TASK STATEMENT | Go through the listing and pick out each line with the word "false" in it.

===============

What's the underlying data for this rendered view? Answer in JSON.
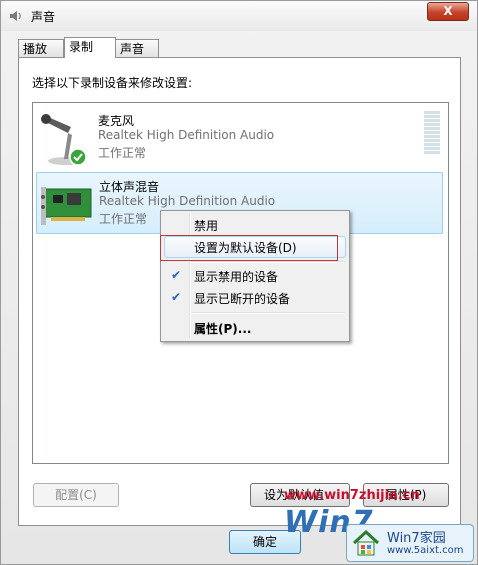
{
  "window": {
    "title": "声音",
    "close_label": "X"
  },
  "tabs": [
    {
      "label": "播放",
      "active": false
    },
    {
      "label": "录制",
      "active": true
    },
    {
      "label": "声音",
      "active": false
    }
  ],
  "panel": {
    "instruction": "选择以下录制设备来修改设置:"
  },
  "devices": [
    {
      "name": "麦克风",
      "driver": "Realtek High Definition Audio",
      "status": "工作正常",
      "icon": "microphone-icon",
      "default_badge": "check-icon",
      "selected": false
    },
    {
      "name": "立体声混音",
      "driver": "Realtek High Definition Audio",
      "status": "工作正常",
      "icon": "sound-card-icon",
      "selected": true
    }
  ],
  "context_menu": {
    "items": [
      {
        "label": "禁用",
        "checked": false
      },
      {
        "label": "设置为默认设备(D)",
        "checked": false,
        "hovered": true
      },
      {
        "label": "显示禁用的设备",
        "checked": true
      },
      {
        "label": "显示已断开的设备",
        "checked": true
      },
      {
        "label": "属性(P)...",
        "checked": false,
        "bold": true
      }
    ]
  },
  "buttons": {
    "configure": "配置(C)",
    "set_default": "设为默认值",
    "properties": "属性(P)",
    "ok": "确定"
  },
  "watermark": {
    "url": "www.win7zhijia.cn",
    "logo_text": "Win7",
    "badge_title": "Win7家园",
    "badge_url": "www.5aixt.com"
  },
  "colors": {
    "accent": "#3399ff",
    "highlight_border": "#c0383a",
    "watermark_red": "#c8102e"
  }
}
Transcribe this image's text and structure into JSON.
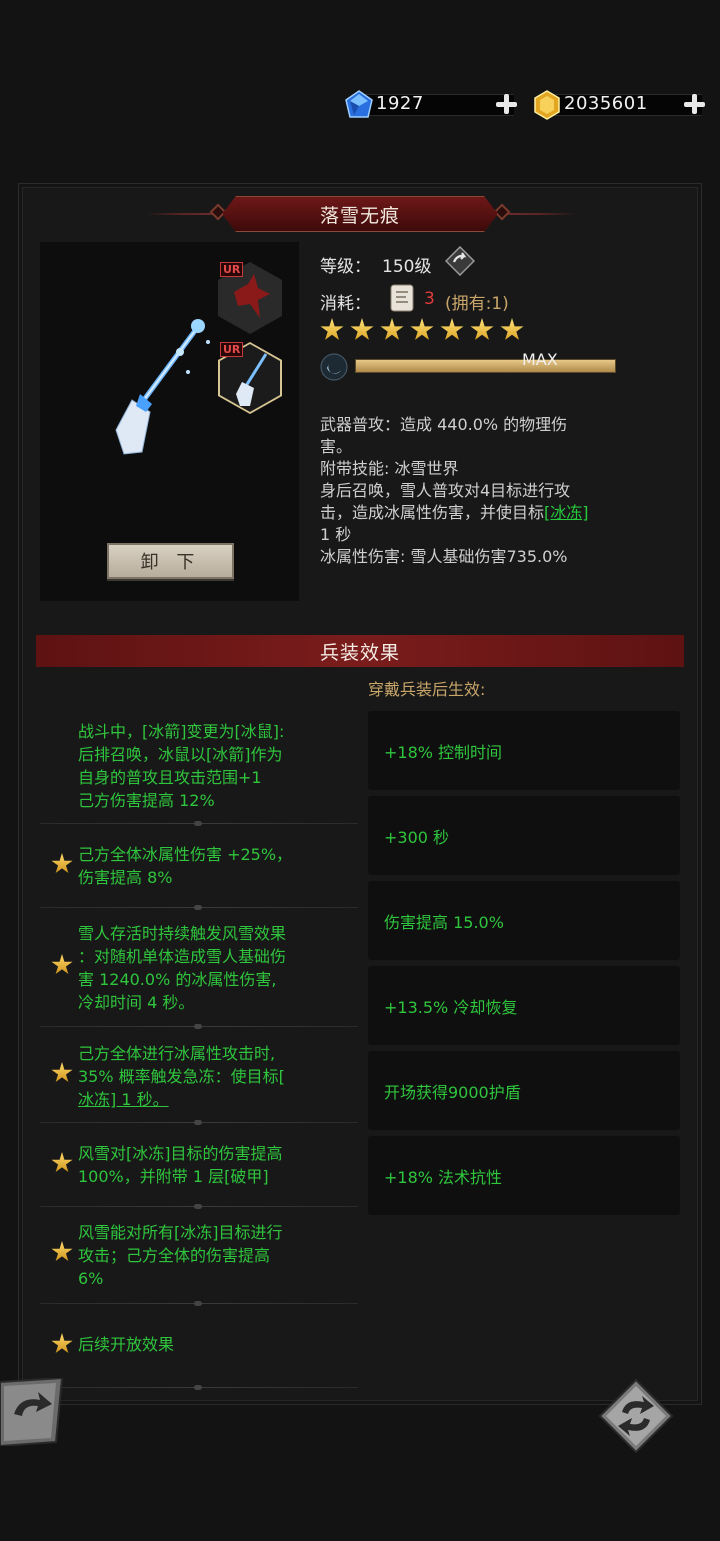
{
  "currency": {
    "gems": "1927",
    "gold": "2035601"
  },
  "weapon": {
    "name": "落雪无痕",
    "rarity_tag": "UR",
    "unload_label": "卸 下",
    "level_label": "等级：",
    "level_value": "150级",
    "cost_label": "消耗：",
    "cost_value": "3",
    "cost_owned": "(拥有:1)",
    "stars": 7,
    "progress_label": "MAX",
    "progress": 1.0,
    "description": [
      "武器普攻：造成 440.0% 的物理伤",
      "害。",
      "附带技能: 冰雪世界",
      "身后召唤，雪人普攻对4目标进行攻",
      "击，造成冰属性伤害，并使目标",
      "[冰冻]",
      "1 秒",
      "冰属性伤害: 雪人基础伤害735.0%"
    ]
  },
  "effects": {
    "header": "兵装效果",
    "subheader": "穿戴兵装后生效:",
    "items": [
      {
        "text": "战斗中，[冰箭]变更为[冰鼠]:后排召唤，冰鼠以[冰箭]作为自身的普攻且攻击范围+1己方伤害提高 12%",
        "lines": [
          "战斗中，[冰箭]变更为[冰鼠]:",
          "后排召唤，冰鼠以[冰箭]作为",
          "自身的普攻且攻击范围+1",
          "己方伤害提高 12%"
        ],
        "star": false
      },
      {
        "lines": [
          "己方全体冰属性伤害 +25%，",
          "伤害提高 8%"
        ],
        "star": true
      },
      {
        "lines": [
          "雪人存活时持续触发风雪效果",
          "：对随机单体造成雪人基础伤",
          "害 1240.0% 的冰属性伤害,",
          "冷却时间 4 秒。"
        ],
        "star": true
      },
      {
        "lines": [
          "己方全体进行冰属性攻击时,",
          "35% 概率触发急冻：使目标[",
          "冰冻] 1 秒。"
        ],
        "star": true
      },
      {
        "lines": [
          "风雪对[冰冻]目标的伤害提高",
          "100%，并附带 1 层[破甲]"
        ],
        "star": true
      },
      {
        "lines": [
          "风雪能对所有[冰冻]目标进行",
          "攻击；己方全体的伤害提高",
          "6%"
        ],
        "star": true
      },
      {
        "lines": [
          "后续开放效果"
        ],
        "star": true
      }
    ],
    "bonuses": [
      "+18% 控制时间",
      "+300 秒",
      "伤害提高 15.0%",
      "+13.5% 冷却恢复",
      "开场获得9000护盾",
      "+18% 法术抗性"
    ]
  },
  "icons": {
    "gem": "blue-gem-icon",
    "gold": "gold-coin-icon",
    "plus": "plus-icon",
    "upgrade": "upgrade-arrow-icon",
    "scroll": "scroll-item-icon",
    "swap": "swap-icon",
    "back": "back-arrow-icon"
  },
  "colors": {
    "effect_green": "#2fc53d",
    "banner_red": "#6e1818",
    "gold_text": "#c8a66a",
    "cost_red": "#e23a3a"
  }
}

===============

RESPONSE TO THE TASK |
      "active": false
      "active": false
      "selected": false
        "checked": false
        "checked": false,
        "checked": false,
        "star": false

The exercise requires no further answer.